O caso ainda envolve bloqueios de pagamento para afiliados, fornecedores e prestadores de serviço, muitos dos quais sequer foram comunicados oficialmente. Toda a operação foi, segundo os relatos, tomada de forma abrupta e sem diálogo.
O risco dos slots: estrutura precária para uma indústria bilionária
A crise escancara um ponto sensível da regulação atual: a permissão para que uma mesma licença dê cobertura a três marcas distintas. Na prática, isso cria um mercado de "alocação de slots" em que empresas vendem espaço regulatório para terceiros — muitas vezes sem mecanismos de proteção real para quem adquire o direito de uso da marca.
A Lei 14.790/2023 é clara ao exigir que o operador autorizado pelo Ministério da Fazenda seja responsável direto pela operação (art. 6º), com estrutura de atendimento, ouvidoria, dados financeiros segregados e capital integralizado no Brasil (art. 7º). Mas a lei não detalha os mecanismos de governança entre quem detém a licença e quem opera uma marca sob ela.
Isso abre espaço para disputas como a da HanzBet — onde o operador da marca se vê sem amparo jurídico imediato quando o detentor da licença decide encerrar a parceria.

[Dados de previsão de caixas delimitadoras]
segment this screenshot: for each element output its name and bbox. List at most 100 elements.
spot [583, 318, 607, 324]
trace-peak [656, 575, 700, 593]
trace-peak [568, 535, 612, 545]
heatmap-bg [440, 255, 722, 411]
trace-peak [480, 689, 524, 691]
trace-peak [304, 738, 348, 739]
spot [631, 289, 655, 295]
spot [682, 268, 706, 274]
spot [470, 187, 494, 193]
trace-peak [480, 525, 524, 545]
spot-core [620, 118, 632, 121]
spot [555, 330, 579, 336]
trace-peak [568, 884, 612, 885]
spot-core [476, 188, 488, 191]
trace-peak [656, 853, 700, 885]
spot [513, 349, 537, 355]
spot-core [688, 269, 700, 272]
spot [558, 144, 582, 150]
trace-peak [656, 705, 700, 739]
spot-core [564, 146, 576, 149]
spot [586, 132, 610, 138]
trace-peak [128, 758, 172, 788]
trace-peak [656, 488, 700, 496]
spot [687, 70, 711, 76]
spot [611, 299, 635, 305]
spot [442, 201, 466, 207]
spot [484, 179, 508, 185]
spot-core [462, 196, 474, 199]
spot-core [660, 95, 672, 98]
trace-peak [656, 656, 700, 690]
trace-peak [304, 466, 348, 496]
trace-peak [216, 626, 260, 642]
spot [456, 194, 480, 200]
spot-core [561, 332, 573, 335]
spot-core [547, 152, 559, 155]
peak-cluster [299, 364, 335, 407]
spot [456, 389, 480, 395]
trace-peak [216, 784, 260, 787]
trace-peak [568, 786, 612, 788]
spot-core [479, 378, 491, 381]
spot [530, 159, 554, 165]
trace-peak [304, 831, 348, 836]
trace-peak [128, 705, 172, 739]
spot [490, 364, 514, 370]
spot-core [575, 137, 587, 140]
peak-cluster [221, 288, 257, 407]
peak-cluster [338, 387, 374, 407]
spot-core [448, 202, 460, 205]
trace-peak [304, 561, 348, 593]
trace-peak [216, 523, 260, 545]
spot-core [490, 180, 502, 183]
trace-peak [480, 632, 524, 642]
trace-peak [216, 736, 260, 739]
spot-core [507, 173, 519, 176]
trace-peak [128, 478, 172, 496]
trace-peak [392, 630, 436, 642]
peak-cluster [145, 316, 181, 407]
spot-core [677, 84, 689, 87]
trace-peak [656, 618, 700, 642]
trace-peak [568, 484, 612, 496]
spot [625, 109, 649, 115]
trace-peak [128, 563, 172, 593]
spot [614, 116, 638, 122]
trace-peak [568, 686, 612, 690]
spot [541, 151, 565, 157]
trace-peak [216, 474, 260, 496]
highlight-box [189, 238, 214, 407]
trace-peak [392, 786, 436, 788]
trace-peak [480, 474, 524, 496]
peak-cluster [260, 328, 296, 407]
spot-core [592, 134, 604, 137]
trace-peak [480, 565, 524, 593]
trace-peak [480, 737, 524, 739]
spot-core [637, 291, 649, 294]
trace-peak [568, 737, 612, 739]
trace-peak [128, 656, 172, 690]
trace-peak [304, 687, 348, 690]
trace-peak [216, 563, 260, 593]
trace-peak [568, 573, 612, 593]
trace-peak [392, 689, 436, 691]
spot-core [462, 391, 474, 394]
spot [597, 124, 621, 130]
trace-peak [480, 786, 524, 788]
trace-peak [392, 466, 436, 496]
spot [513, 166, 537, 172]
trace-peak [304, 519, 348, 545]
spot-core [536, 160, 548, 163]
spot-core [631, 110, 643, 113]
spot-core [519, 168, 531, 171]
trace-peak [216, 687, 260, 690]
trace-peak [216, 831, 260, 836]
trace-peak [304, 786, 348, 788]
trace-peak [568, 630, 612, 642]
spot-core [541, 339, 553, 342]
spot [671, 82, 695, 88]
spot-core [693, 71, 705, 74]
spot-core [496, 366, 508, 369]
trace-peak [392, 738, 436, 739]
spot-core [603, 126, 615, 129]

▶ _O que fazer_
1/ Diga se cada frase abaixo está de acordo com o texto sobre as licenças de apostas, respondendo sim ou não e citando as palavras do texto que decidem a resposta.
(a) A regulação atual permite que uma mesma licença cubra três marcas diferentes.
(b) A Lei 14.790/2023 detalha a governança entre quem detém a licença e quem opera uma marca sob ela.
(c) Todos os afiliados, fornecedores e prestadores de serviço foram avisados oficialmente dos bloqueios.
2/ Repita o trecho do texto sobre as licenças de apostas que começa em "O risco dos" e segue até "marca sob ela.", sem mudar nada.

▶ _Respostas dos exercícios_
1/
(a) Sim: "a permissão para que uma mesma licença dê cobertura a três marcas distintas"
(b) Não: "Mas a lei não detalha os mecanismos de governança entre quem detém a licença e quem opera uma marca sob ela."
(c) Não: "muitos dos quais sequer foram comunicados oficialmente"

2/
O risco dos slots: estrutura precária para uma indústria bilionária
A crise escancara um ponto sensível da regulação atual: a permissão para que uma mesma licença dê cobertura a três marcas distintas. Na prática, isso cria um mercado de "alocação de slots" em que empresas vendem espaço regulatório para terceiros — muitas vezes sem mecanismos de proteção real para quem adquire o direito de uso da marca.
A Lei 14.790/2023 é clara ao exigir que o operador autorizado pelo Ministério da Fazenda seja responsável direto pela operação (art. 6º), com estrutura de atendimento, ouvidoria, dados financeiros segregados e capital integralizado no Brasil (art. 7º). Mas a lei não detalha os mecanismos de governança entre quem detém a licença e quem opera uma marca sob ela.